— start Supplied entries —

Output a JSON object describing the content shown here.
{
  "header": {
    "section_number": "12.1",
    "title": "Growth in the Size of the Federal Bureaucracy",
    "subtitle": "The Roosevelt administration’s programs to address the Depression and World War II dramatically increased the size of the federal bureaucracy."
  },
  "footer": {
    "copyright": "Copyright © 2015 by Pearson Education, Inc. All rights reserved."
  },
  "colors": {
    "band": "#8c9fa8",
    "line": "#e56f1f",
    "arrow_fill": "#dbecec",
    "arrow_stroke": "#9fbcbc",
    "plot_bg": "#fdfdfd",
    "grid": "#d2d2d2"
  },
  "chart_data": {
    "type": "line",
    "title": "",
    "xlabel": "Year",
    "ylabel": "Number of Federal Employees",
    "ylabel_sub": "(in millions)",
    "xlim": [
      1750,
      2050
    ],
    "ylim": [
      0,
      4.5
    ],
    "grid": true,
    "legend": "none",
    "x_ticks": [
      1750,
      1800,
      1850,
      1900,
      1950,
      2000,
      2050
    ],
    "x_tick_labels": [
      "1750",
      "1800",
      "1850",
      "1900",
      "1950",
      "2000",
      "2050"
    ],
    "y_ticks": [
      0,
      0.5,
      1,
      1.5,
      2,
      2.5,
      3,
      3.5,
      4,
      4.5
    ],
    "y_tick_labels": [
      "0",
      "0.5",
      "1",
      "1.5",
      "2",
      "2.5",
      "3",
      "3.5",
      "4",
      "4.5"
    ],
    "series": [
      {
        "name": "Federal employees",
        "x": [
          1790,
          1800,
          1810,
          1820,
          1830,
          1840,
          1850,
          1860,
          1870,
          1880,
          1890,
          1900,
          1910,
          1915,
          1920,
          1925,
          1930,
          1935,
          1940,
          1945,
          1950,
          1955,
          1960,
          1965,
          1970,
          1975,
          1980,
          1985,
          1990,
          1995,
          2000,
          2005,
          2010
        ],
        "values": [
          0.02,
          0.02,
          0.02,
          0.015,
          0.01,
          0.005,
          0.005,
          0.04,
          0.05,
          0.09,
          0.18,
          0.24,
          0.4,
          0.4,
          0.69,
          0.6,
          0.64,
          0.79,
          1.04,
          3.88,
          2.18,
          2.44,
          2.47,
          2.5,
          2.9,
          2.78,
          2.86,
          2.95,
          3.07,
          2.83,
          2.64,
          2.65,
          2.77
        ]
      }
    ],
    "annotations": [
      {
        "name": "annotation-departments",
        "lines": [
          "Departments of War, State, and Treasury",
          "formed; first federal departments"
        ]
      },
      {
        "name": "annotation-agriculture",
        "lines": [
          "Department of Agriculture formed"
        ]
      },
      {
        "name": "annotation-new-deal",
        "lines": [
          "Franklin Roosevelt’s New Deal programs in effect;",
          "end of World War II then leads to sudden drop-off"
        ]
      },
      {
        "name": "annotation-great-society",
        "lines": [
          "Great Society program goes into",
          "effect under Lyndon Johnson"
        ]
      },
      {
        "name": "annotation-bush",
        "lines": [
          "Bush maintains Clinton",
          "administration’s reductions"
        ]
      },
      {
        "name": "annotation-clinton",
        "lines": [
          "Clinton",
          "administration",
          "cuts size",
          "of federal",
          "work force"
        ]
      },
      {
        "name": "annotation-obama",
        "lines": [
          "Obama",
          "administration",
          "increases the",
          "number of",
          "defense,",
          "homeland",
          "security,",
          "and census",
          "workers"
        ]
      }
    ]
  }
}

— end Supplied entries —

What is expected
Go through the records and copy each line with "effect" in it.

Task result
          "Franklin Roosevelt’s New Deal programs in effect;",
          "effect under Lyndon Johnson"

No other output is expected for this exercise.